> _本文_:
12年の銀行業績伸び悩む=世界ランクでも影響が=為替の動きが足引っ張る=債務不履行の増加対策も
ニッケイ新聞 2013年2月6日
銀行の2012年度の決算報告が続く中、英国のフィナンシャルタイムズ誌による金融機関の世界ランキング発表と4、5日付ブラジルメディアが報じた。ブラジルのランキングは昨年の4位から6位に落ち、為替の動きや国内での業績不振が反映された形になっている。
フィナンシャルタイムズ社の月刊誌「ザ・バンカー」が発表した金融機関の世界ランキング上位500社に入ったブラジルの金融機関は8行。国別ランキングは昨年の4位から6位に転落し、為替の動きや金利低下などで、競争力がそがれた様子が見て取れる。
ブラジルの金融機関で最も高いランキングだったのはブラデスコ(16位)で、イタウ・ウニバンコ(18位)、ブラジル銀行(22位)の三つが世界ランキング上位25位までに入っている。
ブラデスコは保険部門で世界2位、小売部門で3位、イタウ・ウニバンコもクレジットカード発行数で世界5位など、躍進した部分もあるが、ブランド・ファイナンスのラ米担当者、ジウソン・ヌーネス氏によると、2011〜12年の為替の逆風がなければ、ブラデスコが10位、イタウは12位、ブラジル銀行は18位に入っていたはずだという。これら3行以外にランキングされたのは、208位BTGパルトゥアル、230位レデカルヂ、243位バンリスル、304位ノルデステ銀行、413位パナメリカノの5行だ。
為替以外に各行の業績に影響を及ぼした可能性があるのは、経済経済基本金利(Selic)の引き下げと債務不履行の問題だ。Selic引き下げは金融機関に薄利多売型の営業努力を強いる事になり、金を借りても返せない債務不履行者の存在は、貸倒引当金増額などによる回転資金の減少も意味する。

> _確認用データ_:
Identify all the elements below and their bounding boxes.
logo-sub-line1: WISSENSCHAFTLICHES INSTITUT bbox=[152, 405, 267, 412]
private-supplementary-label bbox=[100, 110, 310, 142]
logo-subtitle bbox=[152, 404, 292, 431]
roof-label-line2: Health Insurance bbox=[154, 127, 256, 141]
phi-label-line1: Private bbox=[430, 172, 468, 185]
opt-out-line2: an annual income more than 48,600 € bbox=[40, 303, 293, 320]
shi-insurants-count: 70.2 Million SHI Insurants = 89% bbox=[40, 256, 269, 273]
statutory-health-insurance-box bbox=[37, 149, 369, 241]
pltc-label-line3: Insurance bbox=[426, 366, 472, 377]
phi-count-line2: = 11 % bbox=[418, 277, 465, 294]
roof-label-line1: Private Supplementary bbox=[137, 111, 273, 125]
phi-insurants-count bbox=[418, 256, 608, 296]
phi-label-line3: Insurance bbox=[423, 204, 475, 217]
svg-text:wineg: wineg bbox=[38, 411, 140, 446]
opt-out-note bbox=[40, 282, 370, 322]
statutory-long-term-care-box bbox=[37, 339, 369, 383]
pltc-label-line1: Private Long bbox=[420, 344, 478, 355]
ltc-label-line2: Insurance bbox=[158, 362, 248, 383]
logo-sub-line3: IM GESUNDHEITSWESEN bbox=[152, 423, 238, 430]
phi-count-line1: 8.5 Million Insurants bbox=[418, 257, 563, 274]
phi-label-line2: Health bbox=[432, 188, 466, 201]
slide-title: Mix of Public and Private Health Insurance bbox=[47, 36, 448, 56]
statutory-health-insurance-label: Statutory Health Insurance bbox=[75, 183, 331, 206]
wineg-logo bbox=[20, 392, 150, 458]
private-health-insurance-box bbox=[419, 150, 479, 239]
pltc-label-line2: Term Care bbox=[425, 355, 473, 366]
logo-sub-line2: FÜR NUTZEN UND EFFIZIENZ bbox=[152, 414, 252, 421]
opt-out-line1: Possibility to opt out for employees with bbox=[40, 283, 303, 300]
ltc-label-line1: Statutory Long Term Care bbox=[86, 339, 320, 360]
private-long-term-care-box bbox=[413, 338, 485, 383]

> _課題_:
1/ ブラジルの銀行業績に関する記事によると、世界ランキング上位500社に入ったブラジルの金融機関8行と、それぞれの順位は何ですか。
2/ ブラジルの銀行業績に関する記事を、最後の文の後から書き継いでください。
上の項目は本文とは関係のない別の資料です。

> _解答_:
1/
・ブラデスコ:16位
・イタウ・ウニバンコ:18位
・ブラジル銀行:22位
・BTGパルトゥアル:208位
・レデカルヂ:230位
・バンリスル:243位
・ノルデステ銀行:304位
・パナメリカノ:413位

2/
昨年度の決算報告は、1月28日のブラデスコを皮切りに、31日サンタンデル、2月5日イタウと続いている。ブラデスコの場合、収益が前年比3・2%増の113億8100万レアルだったのに対し、貸付総額は11・5%増の3855億レアル、返済が90日以上遅れる債務不履行は前年の3・9%より増えて4・1%になった。
サンタンデルは世界全体の収益の26%を占めるブラジルで収益が5・1%減り63億3千万レアルに終わった一方、貸付総額は8・3%増の2274億レアル。個人の債務不履行は上半期、企業の債務不履行も下半期には減少に転じると見ているが、貸倒引当金の準備が必要な状態はまだ続く。
イタウ銀行の収益は135億9400万レアルで前年比7%減。貸付総額は7・4%増の4266億レアルで、第4四半期の債務不履行は第3四半期の5・1%よりやや低い4・8%だった。
工業界の不振や建設業の雇用や給与の伸び悩みが報じられ、サンパウロ州で負債を抱える家庭はほぼ半数といった報道も続く。借金やローン返済で首が回らない客のみになれば、新規融資契約や回収率の低下も起こりかねない。